The records below are to be repeated in full, exactly as they are.

(Stored records)
>> Start

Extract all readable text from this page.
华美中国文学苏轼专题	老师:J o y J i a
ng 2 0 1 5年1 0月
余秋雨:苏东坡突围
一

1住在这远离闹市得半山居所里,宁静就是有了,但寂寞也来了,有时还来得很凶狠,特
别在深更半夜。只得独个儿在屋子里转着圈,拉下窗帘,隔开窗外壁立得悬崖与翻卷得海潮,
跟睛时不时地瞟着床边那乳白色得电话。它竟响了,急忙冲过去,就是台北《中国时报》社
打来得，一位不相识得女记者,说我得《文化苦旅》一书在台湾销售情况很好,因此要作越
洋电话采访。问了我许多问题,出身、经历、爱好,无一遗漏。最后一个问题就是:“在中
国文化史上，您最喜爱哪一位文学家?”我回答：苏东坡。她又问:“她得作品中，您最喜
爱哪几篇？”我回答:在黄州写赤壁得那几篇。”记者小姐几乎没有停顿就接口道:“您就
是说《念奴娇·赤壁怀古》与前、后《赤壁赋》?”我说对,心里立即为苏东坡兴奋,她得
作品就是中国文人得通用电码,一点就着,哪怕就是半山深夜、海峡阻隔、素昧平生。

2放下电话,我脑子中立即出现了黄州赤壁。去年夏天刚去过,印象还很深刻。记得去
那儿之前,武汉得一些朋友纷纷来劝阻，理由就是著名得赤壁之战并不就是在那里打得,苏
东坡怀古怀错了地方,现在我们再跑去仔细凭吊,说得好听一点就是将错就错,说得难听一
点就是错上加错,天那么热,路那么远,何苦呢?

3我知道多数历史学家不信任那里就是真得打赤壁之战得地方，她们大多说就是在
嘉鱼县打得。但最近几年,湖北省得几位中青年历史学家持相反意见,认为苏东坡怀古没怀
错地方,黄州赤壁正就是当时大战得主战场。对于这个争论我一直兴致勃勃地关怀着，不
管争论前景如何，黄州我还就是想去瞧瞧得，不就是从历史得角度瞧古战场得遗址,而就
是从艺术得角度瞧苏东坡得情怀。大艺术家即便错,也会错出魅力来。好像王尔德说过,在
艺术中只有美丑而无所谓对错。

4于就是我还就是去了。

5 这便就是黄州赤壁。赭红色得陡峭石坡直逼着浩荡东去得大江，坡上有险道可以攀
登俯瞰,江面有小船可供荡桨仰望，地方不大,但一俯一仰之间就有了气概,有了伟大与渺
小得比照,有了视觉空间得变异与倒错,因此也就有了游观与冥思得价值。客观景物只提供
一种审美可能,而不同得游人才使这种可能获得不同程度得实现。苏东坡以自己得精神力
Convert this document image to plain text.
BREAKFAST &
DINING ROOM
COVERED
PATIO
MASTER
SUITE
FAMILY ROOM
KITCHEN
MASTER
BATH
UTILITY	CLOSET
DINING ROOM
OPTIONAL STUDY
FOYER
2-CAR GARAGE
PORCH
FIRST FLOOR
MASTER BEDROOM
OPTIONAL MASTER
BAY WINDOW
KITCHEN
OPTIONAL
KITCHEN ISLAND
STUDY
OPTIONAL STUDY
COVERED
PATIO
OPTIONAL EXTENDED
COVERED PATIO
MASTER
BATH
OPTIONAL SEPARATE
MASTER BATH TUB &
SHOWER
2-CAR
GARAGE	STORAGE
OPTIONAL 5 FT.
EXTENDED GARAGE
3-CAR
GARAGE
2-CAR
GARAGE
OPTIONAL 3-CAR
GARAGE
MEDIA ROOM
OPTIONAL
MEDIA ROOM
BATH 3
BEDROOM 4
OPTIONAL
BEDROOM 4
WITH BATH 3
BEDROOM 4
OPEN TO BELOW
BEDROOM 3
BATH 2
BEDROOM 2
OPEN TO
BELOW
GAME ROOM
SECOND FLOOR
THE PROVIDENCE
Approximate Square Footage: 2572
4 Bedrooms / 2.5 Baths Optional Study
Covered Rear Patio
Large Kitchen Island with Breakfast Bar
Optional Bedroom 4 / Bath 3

>> End

*Final answer:*
Extract all readable text from this page.
华美中国文学苏轼专题	老师:J o y J i a
ng 2 0 1 5年1 0月
余秋雨:苏东坡突围
一

1住在这远离闹市得半山居所里,宁静就是有了,但寂寞也来了,有时还来得很凶狠,特
别在深更半夜。只得独个儿在屋子里转着圈,拉下窗帘,隔开窗外壁立得悬崖与翻卷得海潮,
跟睛时不时地瞟着床边那乳白色得电话。它竟响了,急忙冲过去,就是台北《中国时报》社
打来得，一位不相识得女记者,说我得《文化苦旅》一书在台湾销售情况很好,因此要作越
洋电话采访。问了我许多问题,出身、经历、爱好,无一遗漏。最后一个问题就是:“在中
国文化史上，您最喜爱哪一位文学家?”我回答：苏东坡。她又问:“她得作品中，您最喜
爱哪几篇？”我回答:在黄州写赤壁得那几篇。”记者小姐几乎没有停顿就接口道:“您就
是说《念奴娇·赤壁怀古》与前、后《赤壁赋》?”我说对,心里立即为苏东坡兴奋,她得
作品就是中国文人得通用电码,一点就着,哪怕就是半山深夜、海峡阻隔、素昧平生。

2放下电话,我脑子中立即出现了黄州赤壁。去年夏天刚去过,印象还很深刻。记得去
那儿之前,武汉得一些朋友纷纷来劝阻，理由就是著名得赤壁之战并不就是在那里打得,苏
东坡怀古怀错了地方,现在我们再跑去仔细凭吊,说得好听一点就是将错就错,说得难听一
点就是错上加错,天那么热,路那么远,何苦呢?

3我知道多数历史学家不信任那里就是真得打赤壁之战得地方，她们大多说就是在
嘉鱼县打得。但最近几年,湖北省得几位中青年历史学家持相反意见,认为苏东坡怀古没怀
错地方,黄州赤壁正就是当时大战得主战场。对于这个争论我一直兴致勃勃地关怀着，不
管争论前景如何，黄州我还就是想去瞧瞧得，不就是从历史得角度瞧古战场得遗址,而就
是从艺术得角度瞧苏东坡得情怀。大艺术家即便错,也会错出魅力来。好像王尔德说过,在
艺术中只有美丑而无所谓对错。

4于就是我还就是去了。

5 这便就是黄州赤壁。赭红色得陡峭石坡直逼着浩荡东去得大江，坡上有险道可以攀
登俯瞰,江面有小船可供荡桨仰望，地方不大,但一俯一仰之间就有了气概,有了伟大与渺
小得比照,有了视觉空间得变异与倒错,因此也就有了游观与冥思得价值。客观景物只提供
一种审美可能,而不同得游人才使这种可能获得不同程度得实现。苏东坡以自己得精神力
Convert this document image to plain text.
BREAKFAST &
DINING ROOM
COVERED
PATIO
MASTER
SUITE
FAMILY ROOM
KITCHEN
MASTER
BATH
UTILITY	CLOSET
DINING ROOM
OPTIONAL STUDY
FOYER
2-CAR GARAGE
PORCH
FIRST FLOOR
MASTER BEDROOM
OPTIONAL MASTER
BAY WINDOW
KITCHEN
OPTIONAL
KITCHEN ISLAND
STUDY
OPTIONAL STUDY
COVERED
PATIO
OPTIONAL EXTENDED
COVERED PATIO
MASTER
BATH
OPTIONAL SEPARATE
MASTER BATH TUB &
SHOWER
2-CAR
GARAGE	STORAGE
OPTIONAL 5 FT.
EXTENDED GARAGE
3-CAR
GARAGE
2-CAR
GARAGE
OPTIONAL 3-CAR
GARAGE
MEDIA ROOM
OPTIONAL
MEDIA ROOM
BATH 3
BEDROOM 4
OPTIONAL
BEDROOM 4
WITH BATH 3
BEDROOM 4
OPEN TO BELOW
BEDROOM 3
BATH 2
BEDROOM 2
OPEN TO
BELOW
GAME ROOM
SECOND FLOOR
THE PROVIDENCE
Approximate Square Footage: 2572
4 Bedrooms / 2.5 Baths Optional Study
Covered Rear Patio
Large Kitchen Island with Breakfast Bar
Optional Bedroom 4 / Bath 3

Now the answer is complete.